- TASK INSTRUCTIONS: Print the listing below in its entirety, character for character.

- PROVIDED RECORDS:

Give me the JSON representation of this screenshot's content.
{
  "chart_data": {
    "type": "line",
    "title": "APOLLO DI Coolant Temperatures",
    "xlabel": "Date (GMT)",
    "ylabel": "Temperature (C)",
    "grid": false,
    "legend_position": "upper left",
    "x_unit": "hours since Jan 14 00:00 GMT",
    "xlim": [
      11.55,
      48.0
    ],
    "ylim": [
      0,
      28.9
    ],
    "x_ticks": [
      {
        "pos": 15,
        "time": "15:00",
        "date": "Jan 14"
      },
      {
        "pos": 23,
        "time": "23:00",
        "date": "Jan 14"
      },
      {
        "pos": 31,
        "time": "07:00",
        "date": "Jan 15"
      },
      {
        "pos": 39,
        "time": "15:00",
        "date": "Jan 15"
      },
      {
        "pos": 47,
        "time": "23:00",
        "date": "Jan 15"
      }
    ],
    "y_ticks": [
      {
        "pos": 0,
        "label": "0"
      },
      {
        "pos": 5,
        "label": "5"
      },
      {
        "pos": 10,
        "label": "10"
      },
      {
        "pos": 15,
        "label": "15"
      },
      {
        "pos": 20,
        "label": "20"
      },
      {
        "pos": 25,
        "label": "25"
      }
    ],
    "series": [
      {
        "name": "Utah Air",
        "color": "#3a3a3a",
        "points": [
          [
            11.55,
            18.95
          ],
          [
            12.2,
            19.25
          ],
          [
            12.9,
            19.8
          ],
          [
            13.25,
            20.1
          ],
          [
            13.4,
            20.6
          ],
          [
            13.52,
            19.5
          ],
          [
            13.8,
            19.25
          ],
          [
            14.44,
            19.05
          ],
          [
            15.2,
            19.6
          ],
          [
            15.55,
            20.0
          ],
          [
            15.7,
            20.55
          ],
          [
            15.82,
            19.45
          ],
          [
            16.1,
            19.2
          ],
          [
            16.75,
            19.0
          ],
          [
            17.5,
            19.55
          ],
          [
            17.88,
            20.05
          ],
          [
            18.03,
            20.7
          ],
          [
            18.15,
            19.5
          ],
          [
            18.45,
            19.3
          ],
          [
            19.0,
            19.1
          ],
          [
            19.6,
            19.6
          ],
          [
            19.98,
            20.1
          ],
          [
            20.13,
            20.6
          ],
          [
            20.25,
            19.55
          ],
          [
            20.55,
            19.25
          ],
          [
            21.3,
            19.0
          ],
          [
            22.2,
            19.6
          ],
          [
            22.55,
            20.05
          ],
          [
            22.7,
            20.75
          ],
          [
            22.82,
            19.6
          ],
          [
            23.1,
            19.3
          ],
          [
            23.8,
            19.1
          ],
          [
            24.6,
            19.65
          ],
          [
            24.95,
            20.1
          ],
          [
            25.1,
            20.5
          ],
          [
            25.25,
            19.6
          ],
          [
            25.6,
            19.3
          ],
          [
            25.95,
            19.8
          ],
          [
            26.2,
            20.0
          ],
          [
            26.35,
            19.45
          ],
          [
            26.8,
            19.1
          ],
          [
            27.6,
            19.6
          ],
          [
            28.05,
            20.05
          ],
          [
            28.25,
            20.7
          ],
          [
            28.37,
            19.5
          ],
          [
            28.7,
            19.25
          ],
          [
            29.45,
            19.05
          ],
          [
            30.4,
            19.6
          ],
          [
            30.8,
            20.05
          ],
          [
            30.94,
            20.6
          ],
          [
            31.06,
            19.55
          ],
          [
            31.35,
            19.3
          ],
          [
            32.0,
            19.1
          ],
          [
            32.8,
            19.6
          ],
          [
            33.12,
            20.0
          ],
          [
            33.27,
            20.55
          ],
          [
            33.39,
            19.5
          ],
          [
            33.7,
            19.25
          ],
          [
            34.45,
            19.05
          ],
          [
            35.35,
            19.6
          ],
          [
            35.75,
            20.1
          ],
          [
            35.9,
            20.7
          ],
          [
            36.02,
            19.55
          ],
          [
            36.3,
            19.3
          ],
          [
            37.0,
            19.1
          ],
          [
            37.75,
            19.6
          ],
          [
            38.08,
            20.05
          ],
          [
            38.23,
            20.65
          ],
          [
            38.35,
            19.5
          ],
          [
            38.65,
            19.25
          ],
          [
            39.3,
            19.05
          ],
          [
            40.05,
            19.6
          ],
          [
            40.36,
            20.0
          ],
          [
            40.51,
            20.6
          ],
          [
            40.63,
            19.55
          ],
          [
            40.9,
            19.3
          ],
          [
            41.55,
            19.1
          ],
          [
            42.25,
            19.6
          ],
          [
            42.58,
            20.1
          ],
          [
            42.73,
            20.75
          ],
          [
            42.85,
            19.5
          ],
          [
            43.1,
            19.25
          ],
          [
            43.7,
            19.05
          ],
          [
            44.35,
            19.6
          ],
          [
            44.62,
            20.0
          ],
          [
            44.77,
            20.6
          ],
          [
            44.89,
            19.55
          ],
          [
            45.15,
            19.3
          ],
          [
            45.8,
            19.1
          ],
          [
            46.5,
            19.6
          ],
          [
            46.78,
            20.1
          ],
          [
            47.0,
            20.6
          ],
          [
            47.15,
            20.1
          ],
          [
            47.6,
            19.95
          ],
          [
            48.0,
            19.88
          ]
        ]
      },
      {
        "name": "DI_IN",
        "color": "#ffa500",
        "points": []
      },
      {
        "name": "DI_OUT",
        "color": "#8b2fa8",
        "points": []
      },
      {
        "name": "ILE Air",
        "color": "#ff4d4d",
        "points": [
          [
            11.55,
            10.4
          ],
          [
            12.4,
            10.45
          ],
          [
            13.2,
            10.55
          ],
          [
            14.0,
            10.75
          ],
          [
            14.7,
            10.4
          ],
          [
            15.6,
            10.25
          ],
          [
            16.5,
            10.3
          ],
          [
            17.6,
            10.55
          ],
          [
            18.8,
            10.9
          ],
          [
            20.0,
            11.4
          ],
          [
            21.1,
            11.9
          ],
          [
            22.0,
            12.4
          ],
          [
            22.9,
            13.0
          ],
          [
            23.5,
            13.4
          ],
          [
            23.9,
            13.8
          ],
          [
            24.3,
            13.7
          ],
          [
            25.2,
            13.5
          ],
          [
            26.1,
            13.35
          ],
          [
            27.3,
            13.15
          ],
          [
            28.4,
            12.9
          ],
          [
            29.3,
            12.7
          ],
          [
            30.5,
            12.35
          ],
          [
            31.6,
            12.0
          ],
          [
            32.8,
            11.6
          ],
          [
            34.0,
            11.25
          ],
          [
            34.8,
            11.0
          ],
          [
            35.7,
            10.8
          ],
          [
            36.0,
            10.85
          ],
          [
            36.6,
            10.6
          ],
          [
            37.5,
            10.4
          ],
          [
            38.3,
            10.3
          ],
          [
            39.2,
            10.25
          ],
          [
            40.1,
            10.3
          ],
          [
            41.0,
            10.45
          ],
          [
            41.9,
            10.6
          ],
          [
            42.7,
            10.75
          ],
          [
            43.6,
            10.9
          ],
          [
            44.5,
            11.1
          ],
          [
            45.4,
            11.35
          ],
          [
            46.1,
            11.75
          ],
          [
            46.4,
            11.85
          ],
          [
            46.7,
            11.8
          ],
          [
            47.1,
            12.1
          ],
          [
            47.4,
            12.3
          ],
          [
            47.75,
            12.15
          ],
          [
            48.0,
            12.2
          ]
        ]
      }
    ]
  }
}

- SOLUTION FOR THIS PROBLEM:
Give me the JSON representation of this screenshot's content.
{
  "chart_data": {
    "type": "line",
    "title": "APOLLO DI Coolant Temperatures",
    "xlabel": "Date (GMT)",
    "ylabel": "Temperature (C)",
    "grid": false,
    "legend_position": "upper left",
    "x_unit": "hours since Jan 14 00:00 GMT",
    "xlim": [
      11.55,
      48.0
    ],
    "ylim": [
      0,
      28.9
    ],
    "x_ticks": [
      {
        "pos": 15,
        "time": "15:00",
        "date": "Jan 14"
      },
      {
        "pos": 23,
        "time": "23:00",
        "date": "Jan 14"
      },
      {
        "pos": 31,
        "time": "07:00",
        "date": "Jan 15"
      },
      {
        "pos": 39,
        "time": "15:00",
        "date": "Jan 15"
      },
      {
        "pos": 47,
        "time": "23:00",
        "date": "Jan 15"
      }
    ],
    "y_ticks": [
      {
        "pos": 0,
        "label": "0"
      },
      {
        "pos": 5,
        "label": "5"
      },
      {
        "pos": 10,
        "label": "10"
      },
      {
        "pos": 15,
        "label": "15"
      },
      {
        "pos": 20,
        "label": "20"
      },
      {
        "pos": 25,
        "label": "25"
      }
    ],
    "series": [
      {
        "name": "Utah Air",
        "color": "#3a3a3a",
        "points": [
          [
            11.55,
            18.95
          ],
          [
            12.2,
            19.25
          ],
          [
            12.9,
            19.8
          ],
          [
            13.25,
            20.1
          ],
          [
            13.4,
            20.6
          ],
          [
            13.52,
            19.5
          ],
          [
            13.8,
            19.25
          ],
          [
            14.44,
            19.05
          ],
          [
            15.2,
            19.6
          ],
          [
            15.55,
            20.0
          ],
          [
            15.7,
            20.55
          ],
          [
            15.82,
            19.45
          ],
          [
            16.1,
            19.2
          ],
          [
            16.75,
            19.0
          ],
          [
            17.5,
            19.55
          ],
          [
            17.88,
            20.05
          ],
          [
            18.03,
            20.7
          ],
          [
            18.15,
            19.5
          ],
          [
            18.45,
            19.3
          ],
          [
            19.0,
            19.1
          ],
          [
            19.6,
            19.6
          ],
          [
            19.98,
            20.1
          ],
          [
            20.13,
            20.6
          ],
          [
            20.25,
            19.55
          ],
          [
            20.55,
            19.25
          ],
          [
            21.3,
            19.0
          ],
          [
            22.2,
            19.6
          ],
          [
            22.55,
            20.05
          ],
          [
            22.7,
            20.75
          ],
          [
            22.82,
            19.6
          ],
          [
            23.1,
            19.3
          ],
          [
            23.8,
            19.1
          ],
          [
            24.6,
            19.65
          ],
          [
            24.95,
            20.1
          ],
          [
            25.1,
            20.5
          ],
          [
            25.25,
            19.6
          ],
          [
            25.6,
            19.3
          ],
          [
            25.95,
            19.8
          ],
          [
            26.2,
            20.0
          ],
          [
            26.35,
            19.45
          ],
          [
            26.8,
            19.1
          ],
          [
            27.6,
            19.6
          ],
          [
            28.05,
            20.05
          ],
          [
            28.25,
            20.7
          ],
          [
            28.37,
            19.5
          ],
          [
            28.7,
            19.25
          ],
          [
            29.45,
            19.05
          ],
          [
            30.4,
            19.6
          ],
          [
            30.8,
            20.05
          ],
          [
            30.94,
            20.6
          ],
          [
            31.06,
            19.55
          ],
          [
            31.35,
            19.3
          ],
          [
            32.0,
            19.1
          ],
          [
            32.8,
            19.6
          ],
          [
            33.12,
            20.0
          ],
          [
            33.27,
            20.55
          ],
          [
            33.39,
            19.5
          ],
          [
            33.7,
            19.25
          ],
          [
            34.45,
            19.05
          ],
          [
            35.35,
            19.6
          ],
          [
            35.75,
            20.1
          ],
          [
            35.9,
            20.7
          ],
          [
            36.02,
            19.55
          ],
          [
            36.3,
            19.3
          ],
          [
            37.0,
            19.1
          ],
          [
            37.75,
            19.6
          ],
          [
            38.08,
            20.05
          ],
          [
            38.23,
            20.65
          ],
          [
            38.35,
            19.5
          ],
          [
            38.65,
            19.25
          ],
          [
            39.3,
            19.05
          ],
          [
            40.05,
            19.6
          ],
          [
            40.36,
            20.0
          ],
          [
            40.51,
            20.6
          ],
          [
            40.63,
            19.55
          ],
          [
            40.9,
            19.3
          ],
          [
            41.55,
            19.1
          ],
          [
            42.25,
            19.6
          ],
          [
            42.58,
            20.1
          ],
          [
            42.73,
            20.75
          ],
          [
            42.85,
            19.5
          ],
          [
            43.1,
            19.25
          ],
          [
            43.7,
            19.05
          ],
          [
            44.35,
            19.6
          ],
          [
            44.62,
            20.0
          ],
          [
            44.77,
            20.6
          ],
          [
            44.89,
            19.55
          ],
          [
            45.15,
            19.3
          ],
          [
            45.8,
            19.1
          ],
          [
            46.5,
            19.6
          ],
          [
            46.78,
            20.1
          ],
          [
            47.0,
            20.6
          ],
          [
            47.15,
            20.1
          ],
          [
            47.6,
            19.95
          ],
          [
            48.0,
            19.88
          ]
        ]
      },
      {
        "name": "DI_IN",
        "color": "#ffa500",
        "points": []
      },
      {
        "name": "DI_OUT",
        "color": "#8b2fa8",
        "points": []
      },
      {
        "name": "ILE Air",
        "color": "#ff4d4d",
        "points": [
          [
            11.55,
            10.4
          ],
          [
            12.4,
            10.45
          ],
          [
            13.2,
            10.55
          ],
          [
            14.0,
            10.75
          ],
          [
            14.7,
            10.4
          ],
          [
            15.6,
            10.25
          ],
          [
            16.5,
            10.3
          ],
          [
            17.6,
            10.55
          ],
          [
            18.8,
            10.9
          ],
          [
            20.0,
            11.4
          ],
          [
            21.1,
            11.9
          ],
          [
            22.0,
            12.4
          ],
          [
            22.9,
            13.0
          ],
          [
            23.5,
            13.4
          ],
          [
            23.9,
            13.8
          ],
          [
            24.3,
            13.7
          ],
          [
            25.2,
            13.5
          ],
          [
            26.1,
            13.35
          ],
          [
            27.3,
            13.15
          ],
          [
            28.4,
            12.9
          ],
          [
            29.3,
            12.7
          ],
          [
            30.5,
            12.35
          ],
          [
            31.6,
            12.0
          ],
          [
            32.8,
            11.6
          ],
          [
            34.0,
            11.25
          ],
          [
            34.8,
            11.0
          ],
          [
            35.7,
            10.8
          ],
          [
            36.0,
            10.85
          ],
          [
            36.6,
            10.6
          ],
          [
            37.5,
            10.4
          ],
          [
            38.3,
            10.3
          ],
          [
            39.2,
            10.25
          ],
          [
            40.1,
            10.3
          ],
          [
            41.0,
            10.45
          ],
          [
            41.9,
            10.6
          ],
          [
            42.7,
            10.75
          ],
          [
            43.6,
            10.9
          ],
          [
            44.5,
            11.1
          ],
          [
            45.4,
            11.35
          ],
          [
            46.1,
            11.75
          ],
          [
            46.4,
            11.85
          ],
          [
            46.7,
            11.8
          ],
          [
            47.1,
            12.1
          ],
          [
            47.4,
            12.3
          ],
          [
            47.75,
            12.15
          ],
          [
            48.0,
            12.2
          ]
        ]
      }
    ]
  }
}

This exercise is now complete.